▸ **THE EXERCISE**: How many lines hold the string "ylabel"? Reply with the number alone.
____________________
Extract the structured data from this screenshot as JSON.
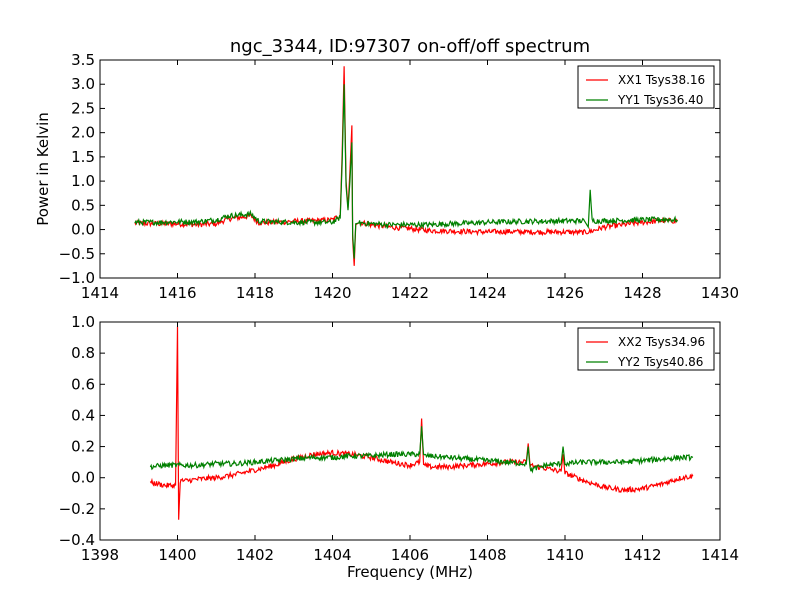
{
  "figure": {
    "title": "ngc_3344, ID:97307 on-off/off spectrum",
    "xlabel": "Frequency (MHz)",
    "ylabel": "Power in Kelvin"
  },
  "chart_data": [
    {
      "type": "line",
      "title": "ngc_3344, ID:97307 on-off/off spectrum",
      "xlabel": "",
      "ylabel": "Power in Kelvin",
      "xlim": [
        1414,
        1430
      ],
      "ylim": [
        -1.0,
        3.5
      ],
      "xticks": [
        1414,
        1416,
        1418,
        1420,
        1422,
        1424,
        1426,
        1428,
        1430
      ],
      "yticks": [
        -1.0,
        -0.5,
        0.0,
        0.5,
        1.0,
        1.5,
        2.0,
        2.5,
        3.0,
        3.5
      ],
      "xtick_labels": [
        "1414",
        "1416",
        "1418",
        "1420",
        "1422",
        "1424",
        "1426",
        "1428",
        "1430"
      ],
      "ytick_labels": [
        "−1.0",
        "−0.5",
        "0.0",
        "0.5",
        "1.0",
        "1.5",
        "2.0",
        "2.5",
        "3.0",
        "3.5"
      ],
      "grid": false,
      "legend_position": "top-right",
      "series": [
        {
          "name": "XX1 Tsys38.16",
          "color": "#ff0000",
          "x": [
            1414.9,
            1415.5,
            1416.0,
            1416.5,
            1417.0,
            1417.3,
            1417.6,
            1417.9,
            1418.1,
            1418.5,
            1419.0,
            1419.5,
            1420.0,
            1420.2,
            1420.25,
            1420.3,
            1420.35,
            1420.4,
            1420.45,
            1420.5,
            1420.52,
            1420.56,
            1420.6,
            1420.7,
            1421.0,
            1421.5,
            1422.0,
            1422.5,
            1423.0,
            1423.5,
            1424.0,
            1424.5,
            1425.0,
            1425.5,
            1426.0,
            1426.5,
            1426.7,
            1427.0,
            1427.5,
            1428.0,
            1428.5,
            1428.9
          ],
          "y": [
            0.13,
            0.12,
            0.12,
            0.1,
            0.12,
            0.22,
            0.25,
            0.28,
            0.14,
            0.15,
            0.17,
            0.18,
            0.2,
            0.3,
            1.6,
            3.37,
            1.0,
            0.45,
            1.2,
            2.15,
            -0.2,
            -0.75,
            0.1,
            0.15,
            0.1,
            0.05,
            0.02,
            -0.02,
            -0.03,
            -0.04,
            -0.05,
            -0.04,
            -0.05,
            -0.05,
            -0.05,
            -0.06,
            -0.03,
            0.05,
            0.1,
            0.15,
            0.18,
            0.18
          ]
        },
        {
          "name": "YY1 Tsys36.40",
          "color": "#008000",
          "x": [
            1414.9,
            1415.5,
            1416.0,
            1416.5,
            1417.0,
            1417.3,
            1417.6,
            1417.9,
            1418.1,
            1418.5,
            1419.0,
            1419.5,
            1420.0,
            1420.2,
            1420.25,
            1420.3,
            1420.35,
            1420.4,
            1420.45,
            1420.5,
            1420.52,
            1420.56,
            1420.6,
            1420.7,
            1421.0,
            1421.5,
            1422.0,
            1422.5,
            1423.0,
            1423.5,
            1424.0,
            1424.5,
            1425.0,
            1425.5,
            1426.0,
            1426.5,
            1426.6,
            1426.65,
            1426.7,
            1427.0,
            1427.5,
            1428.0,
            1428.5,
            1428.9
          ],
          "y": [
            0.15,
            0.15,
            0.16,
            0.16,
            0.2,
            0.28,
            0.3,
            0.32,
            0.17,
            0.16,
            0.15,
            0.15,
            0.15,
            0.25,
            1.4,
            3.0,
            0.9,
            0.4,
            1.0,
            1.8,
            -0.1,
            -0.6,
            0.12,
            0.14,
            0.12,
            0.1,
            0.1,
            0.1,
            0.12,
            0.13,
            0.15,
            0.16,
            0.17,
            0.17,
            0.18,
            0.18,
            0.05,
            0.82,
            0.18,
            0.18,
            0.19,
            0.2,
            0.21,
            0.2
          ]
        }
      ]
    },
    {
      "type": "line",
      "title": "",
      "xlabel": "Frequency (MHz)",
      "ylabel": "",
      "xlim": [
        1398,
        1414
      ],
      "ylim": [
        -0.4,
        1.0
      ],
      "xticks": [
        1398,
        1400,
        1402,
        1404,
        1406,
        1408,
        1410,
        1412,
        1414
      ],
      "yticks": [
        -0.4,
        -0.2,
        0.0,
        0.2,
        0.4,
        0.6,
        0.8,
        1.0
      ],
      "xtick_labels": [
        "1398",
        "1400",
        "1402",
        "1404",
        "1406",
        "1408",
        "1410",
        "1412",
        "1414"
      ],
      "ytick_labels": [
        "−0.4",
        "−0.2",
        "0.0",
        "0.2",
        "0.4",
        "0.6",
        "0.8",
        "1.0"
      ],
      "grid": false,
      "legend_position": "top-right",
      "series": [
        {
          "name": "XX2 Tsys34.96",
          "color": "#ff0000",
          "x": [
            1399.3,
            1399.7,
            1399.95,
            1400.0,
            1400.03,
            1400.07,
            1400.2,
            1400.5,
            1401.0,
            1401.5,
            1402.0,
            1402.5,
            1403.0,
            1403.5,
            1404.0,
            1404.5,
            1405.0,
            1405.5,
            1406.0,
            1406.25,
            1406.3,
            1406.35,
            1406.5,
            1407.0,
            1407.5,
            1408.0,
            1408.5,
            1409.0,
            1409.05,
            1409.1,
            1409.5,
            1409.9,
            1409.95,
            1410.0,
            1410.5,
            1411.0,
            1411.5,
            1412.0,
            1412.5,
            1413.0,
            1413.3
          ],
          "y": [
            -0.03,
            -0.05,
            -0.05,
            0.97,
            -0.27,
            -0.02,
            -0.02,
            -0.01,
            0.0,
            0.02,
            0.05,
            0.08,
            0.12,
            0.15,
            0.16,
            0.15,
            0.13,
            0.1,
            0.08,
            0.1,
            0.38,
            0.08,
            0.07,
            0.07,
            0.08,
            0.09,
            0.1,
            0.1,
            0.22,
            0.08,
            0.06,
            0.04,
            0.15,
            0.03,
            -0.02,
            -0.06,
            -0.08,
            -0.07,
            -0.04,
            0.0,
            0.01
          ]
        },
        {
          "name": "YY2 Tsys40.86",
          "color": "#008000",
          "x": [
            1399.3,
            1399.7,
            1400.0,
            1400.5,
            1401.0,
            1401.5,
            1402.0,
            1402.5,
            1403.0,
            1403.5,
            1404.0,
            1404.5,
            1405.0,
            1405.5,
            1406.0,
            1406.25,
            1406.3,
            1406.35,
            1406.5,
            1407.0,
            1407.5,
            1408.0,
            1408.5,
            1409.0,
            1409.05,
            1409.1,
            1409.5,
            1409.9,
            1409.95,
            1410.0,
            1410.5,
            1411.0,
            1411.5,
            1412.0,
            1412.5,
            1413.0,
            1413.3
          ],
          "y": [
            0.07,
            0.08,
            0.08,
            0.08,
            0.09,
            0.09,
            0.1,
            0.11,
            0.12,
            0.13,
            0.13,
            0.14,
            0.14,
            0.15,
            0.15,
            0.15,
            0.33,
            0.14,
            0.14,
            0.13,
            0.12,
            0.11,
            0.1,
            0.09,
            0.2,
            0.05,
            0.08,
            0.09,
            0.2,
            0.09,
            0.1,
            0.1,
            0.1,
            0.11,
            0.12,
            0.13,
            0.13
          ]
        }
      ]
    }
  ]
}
____________________
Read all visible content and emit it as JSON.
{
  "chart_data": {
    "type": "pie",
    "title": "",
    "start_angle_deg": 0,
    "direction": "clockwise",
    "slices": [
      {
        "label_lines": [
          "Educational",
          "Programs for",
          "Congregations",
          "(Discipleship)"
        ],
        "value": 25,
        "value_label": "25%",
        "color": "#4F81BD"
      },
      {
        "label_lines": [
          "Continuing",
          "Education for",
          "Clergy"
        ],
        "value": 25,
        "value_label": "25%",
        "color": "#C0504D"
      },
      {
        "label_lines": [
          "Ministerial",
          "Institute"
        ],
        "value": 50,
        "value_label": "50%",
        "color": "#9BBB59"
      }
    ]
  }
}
____________________
▸ **FINISHED TASK**: 3